* **Items from a dataset**

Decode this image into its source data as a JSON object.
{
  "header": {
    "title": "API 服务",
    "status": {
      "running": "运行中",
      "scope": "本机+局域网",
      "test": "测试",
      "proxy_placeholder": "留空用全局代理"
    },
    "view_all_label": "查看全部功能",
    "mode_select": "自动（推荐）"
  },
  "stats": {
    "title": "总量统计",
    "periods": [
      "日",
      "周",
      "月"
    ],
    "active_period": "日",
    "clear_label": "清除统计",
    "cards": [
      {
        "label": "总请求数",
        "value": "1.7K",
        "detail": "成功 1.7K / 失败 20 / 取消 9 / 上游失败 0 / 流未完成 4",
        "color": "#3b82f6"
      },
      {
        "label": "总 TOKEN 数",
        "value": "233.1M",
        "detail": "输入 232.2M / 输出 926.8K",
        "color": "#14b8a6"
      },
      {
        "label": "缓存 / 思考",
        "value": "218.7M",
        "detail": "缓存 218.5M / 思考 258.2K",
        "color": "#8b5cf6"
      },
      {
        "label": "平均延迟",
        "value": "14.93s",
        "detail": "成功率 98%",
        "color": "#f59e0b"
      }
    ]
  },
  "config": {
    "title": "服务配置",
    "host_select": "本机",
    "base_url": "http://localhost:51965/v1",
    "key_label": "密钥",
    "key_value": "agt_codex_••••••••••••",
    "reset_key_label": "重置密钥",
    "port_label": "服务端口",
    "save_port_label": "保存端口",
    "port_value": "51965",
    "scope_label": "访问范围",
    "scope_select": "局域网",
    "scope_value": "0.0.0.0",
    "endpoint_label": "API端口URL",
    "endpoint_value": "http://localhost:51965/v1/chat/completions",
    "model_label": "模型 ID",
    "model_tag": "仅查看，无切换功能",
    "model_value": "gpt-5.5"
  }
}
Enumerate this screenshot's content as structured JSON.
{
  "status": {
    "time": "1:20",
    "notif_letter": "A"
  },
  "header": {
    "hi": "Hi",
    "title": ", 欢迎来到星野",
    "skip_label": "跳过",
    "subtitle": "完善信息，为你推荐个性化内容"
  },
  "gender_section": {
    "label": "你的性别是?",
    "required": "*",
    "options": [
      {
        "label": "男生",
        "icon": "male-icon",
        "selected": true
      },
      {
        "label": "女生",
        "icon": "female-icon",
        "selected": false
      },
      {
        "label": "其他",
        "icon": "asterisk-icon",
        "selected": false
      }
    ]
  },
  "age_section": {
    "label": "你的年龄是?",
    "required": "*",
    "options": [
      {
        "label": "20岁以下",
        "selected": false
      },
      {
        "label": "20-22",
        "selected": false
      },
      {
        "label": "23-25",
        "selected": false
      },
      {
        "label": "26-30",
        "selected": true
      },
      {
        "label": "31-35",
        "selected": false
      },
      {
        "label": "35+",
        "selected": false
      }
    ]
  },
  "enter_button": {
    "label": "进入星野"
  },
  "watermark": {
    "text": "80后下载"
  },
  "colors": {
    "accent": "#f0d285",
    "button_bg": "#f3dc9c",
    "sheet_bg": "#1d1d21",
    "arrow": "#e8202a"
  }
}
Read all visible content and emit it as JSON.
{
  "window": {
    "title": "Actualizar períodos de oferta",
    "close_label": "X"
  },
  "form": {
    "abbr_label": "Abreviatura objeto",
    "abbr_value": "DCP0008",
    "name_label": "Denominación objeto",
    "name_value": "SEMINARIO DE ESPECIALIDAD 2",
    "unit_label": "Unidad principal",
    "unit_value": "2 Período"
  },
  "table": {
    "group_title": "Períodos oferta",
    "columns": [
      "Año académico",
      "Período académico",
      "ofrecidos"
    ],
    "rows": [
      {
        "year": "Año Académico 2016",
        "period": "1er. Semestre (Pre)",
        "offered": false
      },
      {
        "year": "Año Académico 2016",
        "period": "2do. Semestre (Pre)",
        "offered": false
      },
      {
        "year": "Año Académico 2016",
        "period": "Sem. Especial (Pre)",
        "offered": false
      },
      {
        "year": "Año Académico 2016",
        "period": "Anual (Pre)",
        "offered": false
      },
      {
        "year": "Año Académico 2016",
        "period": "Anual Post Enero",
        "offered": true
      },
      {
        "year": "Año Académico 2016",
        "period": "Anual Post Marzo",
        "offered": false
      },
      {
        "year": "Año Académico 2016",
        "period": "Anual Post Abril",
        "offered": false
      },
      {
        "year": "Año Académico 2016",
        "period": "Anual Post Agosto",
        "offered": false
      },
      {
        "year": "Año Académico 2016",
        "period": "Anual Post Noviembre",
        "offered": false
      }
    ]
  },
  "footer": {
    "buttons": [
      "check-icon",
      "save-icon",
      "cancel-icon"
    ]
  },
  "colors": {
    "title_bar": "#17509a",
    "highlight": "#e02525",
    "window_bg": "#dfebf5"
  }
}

* **TASK TO CARRY OUT**
From the records above, pick out and copy each line holding the word "objeto".

* **ANSWER TO THIS TASK**
    "abbr_label": "Abreviatura objeto",
    "name_label": "Denominación objeto",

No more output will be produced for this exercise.